[Saved data entries]
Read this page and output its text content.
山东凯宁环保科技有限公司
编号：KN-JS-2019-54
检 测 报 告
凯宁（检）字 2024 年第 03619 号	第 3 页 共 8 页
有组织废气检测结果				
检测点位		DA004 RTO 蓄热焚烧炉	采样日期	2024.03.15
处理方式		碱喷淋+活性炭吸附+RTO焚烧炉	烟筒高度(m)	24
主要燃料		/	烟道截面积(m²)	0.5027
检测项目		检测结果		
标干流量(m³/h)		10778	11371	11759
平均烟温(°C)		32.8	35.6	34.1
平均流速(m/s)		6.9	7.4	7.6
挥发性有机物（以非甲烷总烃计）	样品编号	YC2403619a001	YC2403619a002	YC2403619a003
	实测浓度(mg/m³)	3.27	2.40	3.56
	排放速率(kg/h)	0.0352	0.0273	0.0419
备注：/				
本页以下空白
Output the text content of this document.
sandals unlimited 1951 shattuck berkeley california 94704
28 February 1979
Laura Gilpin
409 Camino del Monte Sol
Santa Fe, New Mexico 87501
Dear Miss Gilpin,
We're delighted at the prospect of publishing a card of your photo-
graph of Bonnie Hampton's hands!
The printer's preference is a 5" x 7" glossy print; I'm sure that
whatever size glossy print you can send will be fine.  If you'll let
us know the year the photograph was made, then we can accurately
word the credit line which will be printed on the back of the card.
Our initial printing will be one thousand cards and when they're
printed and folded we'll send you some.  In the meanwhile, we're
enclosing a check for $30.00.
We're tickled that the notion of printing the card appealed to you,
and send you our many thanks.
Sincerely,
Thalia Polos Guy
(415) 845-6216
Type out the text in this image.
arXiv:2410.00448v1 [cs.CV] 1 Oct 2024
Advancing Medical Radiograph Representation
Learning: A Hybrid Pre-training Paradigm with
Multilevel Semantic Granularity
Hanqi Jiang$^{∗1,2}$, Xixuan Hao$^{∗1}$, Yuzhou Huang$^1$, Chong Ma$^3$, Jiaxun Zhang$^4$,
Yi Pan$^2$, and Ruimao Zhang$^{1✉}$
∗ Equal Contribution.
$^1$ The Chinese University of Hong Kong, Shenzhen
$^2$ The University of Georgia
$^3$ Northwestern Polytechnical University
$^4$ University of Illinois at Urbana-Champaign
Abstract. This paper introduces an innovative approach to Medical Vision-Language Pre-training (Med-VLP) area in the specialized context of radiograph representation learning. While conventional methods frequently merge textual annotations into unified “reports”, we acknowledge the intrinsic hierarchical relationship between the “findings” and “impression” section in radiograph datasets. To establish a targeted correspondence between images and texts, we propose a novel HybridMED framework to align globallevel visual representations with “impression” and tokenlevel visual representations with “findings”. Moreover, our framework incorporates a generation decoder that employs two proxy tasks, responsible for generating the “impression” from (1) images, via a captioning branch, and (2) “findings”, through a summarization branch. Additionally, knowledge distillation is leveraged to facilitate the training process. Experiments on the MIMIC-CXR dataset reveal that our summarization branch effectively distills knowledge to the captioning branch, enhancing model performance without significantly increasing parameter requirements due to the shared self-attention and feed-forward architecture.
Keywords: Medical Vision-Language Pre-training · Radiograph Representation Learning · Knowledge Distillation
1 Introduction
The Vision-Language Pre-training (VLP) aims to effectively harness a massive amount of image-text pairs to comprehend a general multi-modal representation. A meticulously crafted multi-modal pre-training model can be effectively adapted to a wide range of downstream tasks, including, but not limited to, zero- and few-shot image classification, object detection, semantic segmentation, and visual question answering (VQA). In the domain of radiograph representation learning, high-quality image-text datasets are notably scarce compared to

• _YOUR TASK_:
All of the material above needs to be copied exactly.

• _COMPLETED TASK_:
Read this page and output its text content.
山东凯宁环保科技有限公司
编号：KN-JS-2019-54
检 测 报 告
凯宁（检）字 2024 年第 03619 号	第 3 页 共 8 页
有组织废气检测结果				
检测点位		DA004 RTO 蓄热焚烧炉	采样日期	2024.03.15
处理方式		碱喷淋+活性炭吸附+RTO焚烧炉	烟筒高度(m)	24
主要燃料		/	烟道截面积(m²)	0.5027
检测项目		检测结果		
标干流量(m³/h)		10778	11371	11759
平均烟温(°C)		32.8	35.6	34.1
平均流速(m/s)		6.9	7.4	7.6
挥发性有机物（以非甲烷总烃计）	样品编号	YC2403619a001	YC2403619a002	YC2403619a003
	实测浓度(mg/m³)	3.27	2.40	3.56
	排放速率(kg/h)	0.0352	0.0273	0.0419
备注：/				
本页以下空白
Output the text content of this document.
sandals unlimited 1951 shattuck berkeley california 94704
28 February 1979
Laura Gilpin
409 Camino del Monte Sol
Santa Fe, New Mexico 87501
Dear Miss Gilpin,
We're delighted at the prospect of publishing a card of your photo-
graph of Bonnie Hampton's hands!
The printer's preference is a 5" x 7" glossy print; I'm sure that
whatever size glossy print you can send will be fine.  If you'll let
us know the year the photograph was made, then we can accurately
word the credit line which will be printed on the back of the card.
Our initial printing will be one thousand cards and when they're
printed and folded we'll send you some.  In the meanwhile, we're
enclosing a check for $30.00.
We're tickled that the notion of printing the card appealed to you,
and send you our many thanks.
Sincerely,
Thalia Polos Guy
(415) 845-6216
Type out the text in this image.
arXiv:2410.00448v1 [cs.CV] 1 Oct 2024
Advancing Medical Radiograph Representation
Learning: A Hybrid Pre-training Paradigm with
Multilevel Semantic Granularity
Hanqi Jiang$^{∗1,2}$, Xixuan Hao$^{∗1}$, Yuzhou Huang$^1$, Chong Ma$^3$, Jiaxun Zhang$^4$,
Yi Pan$^2$, and Ruimao Zhang$^{1✉}$
∗ Equal Contribution.
$^1$ The Chinese University of Hong Kong, Shenzhen
$^2$ The University of Georgia
$^3$ Northwestern Polytechnical University
$^4$ University of Illinois at Urbana-Champaign
Abstract. This paper introduces an innovative approach to Medical Vision-Language Pre-training (Med-VLP) area in the specialized context of radiograph representation learning. While conventional methods frequently merge textual annotations into unified “reports”, we acknowledge the intrinsic hierarchical relationship between the “findings” and “impression” section in radiograph datasets. To establish a targeted correspondence between images and texts, we propose a novel HybridMED framework to align globallevel visual representations with “impression” and tokenlevel visual representations with “findings”. Moreover, our framework incorporates a generation decoder that employs two proxy tasks, responsible for generating the “impression” from (1) images, via a captioning branch, and (2) “findings”, through a summarization branch. Additionally, knowledge distillation is leveraged to facilitate the training process. Experiments on the MIMIC-CXR dataset reveal that our summarization branch effectively distills knowledge to the captioning branch, enhancing model performance without significantly increasing parameter requirements due to the shared self-attention and feed-forward architecture.
Keywords: Medical Vision-Language Pre-training · Radiograph Representation Learning · Knowledge Distillation
1 Introduction
The Vision-Language Pre-training (VLP) aims to effectively harness a massive amount of image-text pairs to comprehend a general multi-modal representation. A meticulously crafted multi-modal pre-training model can be effectively adapted to a wide range of downstream tasks, including, but not limited to, zero- and few-shot image classification, object detection, semantic segmentation, and visual question answering (VQA). In the domain of radiograph representation learning, high-quality image-text datasets are notably scarce compared to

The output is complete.